§ **Job**:
Gather every line from the entries below that includes "JSON".
::::::
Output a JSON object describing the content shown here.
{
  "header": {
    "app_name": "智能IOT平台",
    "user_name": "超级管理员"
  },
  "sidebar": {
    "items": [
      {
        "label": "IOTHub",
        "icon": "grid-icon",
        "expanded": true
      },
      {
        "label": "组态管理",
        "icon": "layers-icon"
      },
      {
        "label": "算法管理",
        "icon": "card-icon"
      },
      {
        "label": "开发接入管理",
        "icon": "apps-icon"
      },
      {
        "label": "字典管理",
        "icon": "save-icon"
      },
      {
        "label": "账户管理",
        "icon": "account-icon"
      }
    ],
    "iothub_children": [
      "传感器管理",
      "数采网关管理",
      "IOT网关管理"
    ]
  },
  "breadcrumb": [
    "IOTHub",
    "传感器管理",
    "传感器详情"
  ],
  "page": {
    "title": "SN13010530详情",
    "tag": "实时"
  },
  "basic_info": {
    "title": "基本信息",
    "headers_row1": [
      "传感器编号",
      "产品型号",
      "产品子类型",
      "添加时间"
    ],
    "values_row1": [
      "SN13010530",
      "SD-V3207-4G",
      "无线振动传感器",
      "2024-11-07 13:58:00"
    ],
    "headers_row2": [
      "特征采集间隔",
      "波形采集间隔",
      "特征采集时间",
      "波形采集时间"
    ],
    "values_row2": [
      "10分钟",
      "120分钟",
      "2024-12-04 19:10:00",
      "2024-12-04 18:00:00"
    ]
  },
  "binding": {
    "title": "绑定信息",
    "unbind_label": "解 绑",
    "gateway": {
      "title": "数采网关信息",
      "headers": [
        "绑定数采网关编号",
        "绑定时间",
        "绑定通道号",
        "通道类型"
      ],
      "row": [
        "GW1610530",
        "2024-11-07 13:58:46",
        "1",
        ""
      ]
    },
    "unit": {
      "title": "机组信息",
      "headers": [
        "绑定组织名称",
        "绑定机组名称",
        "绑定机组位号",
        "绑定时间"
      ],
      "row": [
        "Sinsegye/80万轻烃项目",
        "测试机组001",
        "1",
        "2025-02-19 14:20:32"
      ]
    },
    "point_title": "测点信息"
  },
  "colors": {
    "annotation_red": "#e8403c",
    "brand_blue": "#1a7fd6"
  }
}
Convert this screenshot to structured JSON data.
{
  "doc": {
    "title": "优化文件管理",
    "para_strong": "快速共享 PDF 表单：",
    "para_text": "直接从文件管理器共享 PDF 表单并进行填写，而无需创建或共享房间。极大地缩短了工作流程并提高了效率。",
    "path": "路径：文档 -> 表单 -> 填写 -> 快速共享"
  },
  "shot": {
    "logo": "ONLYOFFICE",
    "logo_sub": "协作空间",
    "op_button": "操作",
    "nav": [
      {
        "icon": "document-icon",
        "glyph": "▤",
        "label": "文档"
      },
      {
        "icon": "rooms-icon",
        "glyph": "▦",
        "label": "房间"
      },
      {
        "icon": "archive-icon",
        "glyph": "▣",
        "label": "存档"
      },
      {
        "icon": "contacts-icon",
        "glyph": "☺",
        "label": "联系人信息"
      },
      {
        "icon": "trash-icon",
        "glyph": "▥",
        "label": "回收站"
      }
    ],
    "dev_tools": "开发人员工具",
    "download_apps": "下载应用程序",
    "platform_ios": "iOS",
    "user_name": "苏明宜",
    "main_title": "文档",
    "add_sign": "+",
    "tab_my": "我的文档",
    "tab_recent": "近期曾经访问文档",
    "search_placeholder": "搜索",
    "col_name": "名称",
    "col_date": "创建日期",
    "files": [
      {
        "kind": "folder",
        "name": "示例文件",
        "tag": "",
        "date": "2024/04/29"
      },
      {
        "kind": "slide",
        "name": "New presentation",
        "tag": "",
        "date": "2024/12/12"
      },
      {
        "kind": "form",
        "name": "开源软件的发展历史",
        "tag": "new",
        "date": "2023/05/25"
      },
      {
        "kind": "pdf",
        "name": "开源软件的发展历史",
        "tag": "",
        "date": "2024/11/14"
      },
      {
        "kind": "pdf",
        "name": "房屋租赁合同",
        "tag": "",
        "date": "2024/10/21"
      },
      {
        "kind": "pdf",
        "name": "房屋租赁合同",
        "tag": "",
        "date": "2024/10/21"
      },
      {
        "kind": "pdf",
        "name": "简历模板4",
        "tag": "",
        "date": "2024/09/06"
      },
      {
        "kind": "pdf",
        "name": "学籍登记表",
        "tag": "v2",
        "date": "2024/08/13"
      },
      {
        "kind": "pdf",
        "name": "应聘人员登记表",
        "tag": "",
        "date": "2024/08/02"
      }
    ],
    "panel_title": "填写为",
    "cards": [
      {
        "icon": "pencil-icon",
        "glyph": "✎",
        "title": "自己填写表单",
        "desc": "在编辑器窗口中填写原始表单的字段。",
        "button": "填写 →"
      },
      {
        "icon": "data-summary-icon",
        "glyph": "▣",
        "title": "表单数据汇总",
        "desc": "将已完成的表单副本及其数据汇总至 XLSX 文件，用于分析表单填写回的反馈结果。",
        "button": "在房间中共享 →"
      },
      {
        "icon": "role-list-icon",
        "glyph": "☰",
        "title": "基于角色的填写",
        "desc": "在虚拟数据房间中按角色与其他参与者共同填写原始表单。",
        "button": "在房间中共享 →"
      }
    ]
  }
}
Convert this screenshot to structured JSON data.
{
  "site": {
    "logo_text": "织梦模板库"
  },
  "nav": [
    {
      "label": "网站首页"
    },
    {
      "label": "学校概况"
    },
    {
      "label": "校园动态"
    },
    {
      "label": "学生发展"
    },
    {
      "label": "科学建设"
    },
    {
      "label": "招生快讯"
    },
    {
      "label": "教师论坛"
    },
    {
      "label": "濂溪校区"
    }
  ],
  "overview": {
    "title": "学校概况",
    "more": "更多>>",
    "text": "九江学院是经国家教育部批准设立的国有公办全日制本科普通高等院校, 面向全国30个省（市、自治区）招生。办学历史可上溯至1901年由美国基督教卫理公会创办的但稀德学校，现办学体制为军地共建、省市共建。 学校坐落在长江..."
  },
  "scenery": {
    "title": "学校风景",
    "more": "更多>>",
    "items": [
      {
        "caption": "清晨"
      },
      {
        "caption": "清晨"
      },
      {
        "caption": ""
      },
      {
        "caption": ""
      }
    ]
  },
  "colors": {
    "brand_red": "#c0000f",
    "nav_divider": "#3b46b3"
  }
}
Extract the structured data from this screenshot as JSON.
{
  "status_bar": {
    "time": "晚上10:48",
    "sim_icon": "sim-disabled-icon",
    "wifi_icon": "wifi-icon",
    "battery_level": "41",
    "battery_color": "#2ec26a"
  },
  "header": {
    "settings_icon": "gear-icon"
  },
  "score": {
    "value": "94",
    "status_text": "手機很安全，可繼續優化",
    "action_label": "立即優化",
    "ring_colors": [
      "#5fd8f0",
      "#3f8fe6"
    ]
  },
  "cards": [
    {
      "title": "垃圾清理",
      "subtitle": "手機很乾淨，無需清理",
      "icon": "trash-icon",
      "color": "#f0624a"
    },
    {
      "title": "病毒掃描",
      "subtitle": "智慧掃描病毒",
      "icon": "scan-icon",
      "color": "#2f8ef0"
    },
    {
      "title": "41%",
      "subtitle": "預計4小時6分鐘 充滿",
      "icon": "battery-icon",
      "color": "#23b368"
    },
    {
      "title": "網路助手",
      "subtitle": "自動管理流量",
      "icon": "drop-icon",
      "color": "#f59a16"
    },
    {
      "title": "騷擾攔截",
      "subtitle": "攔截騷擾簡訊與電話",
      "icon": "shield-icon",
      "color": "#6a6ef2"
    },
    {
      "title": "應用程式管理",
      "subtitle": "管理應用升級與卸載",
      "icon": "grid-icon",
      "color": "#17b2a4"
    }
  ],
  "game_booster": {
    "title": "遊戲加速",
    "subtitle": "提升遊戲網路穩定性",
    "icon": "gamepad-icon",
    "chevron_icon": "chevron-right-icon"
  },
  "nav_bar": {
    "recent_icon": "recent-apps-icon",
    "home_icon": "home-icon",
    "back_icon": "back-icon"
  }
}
::::::
§ **Result for this task**:
Output a JSON object describing the content shown here.
Convert this screenshot to structured JSON data.
Convert this screenshot to structured JSON data.
Extract the structured data from this screenshot as JSON.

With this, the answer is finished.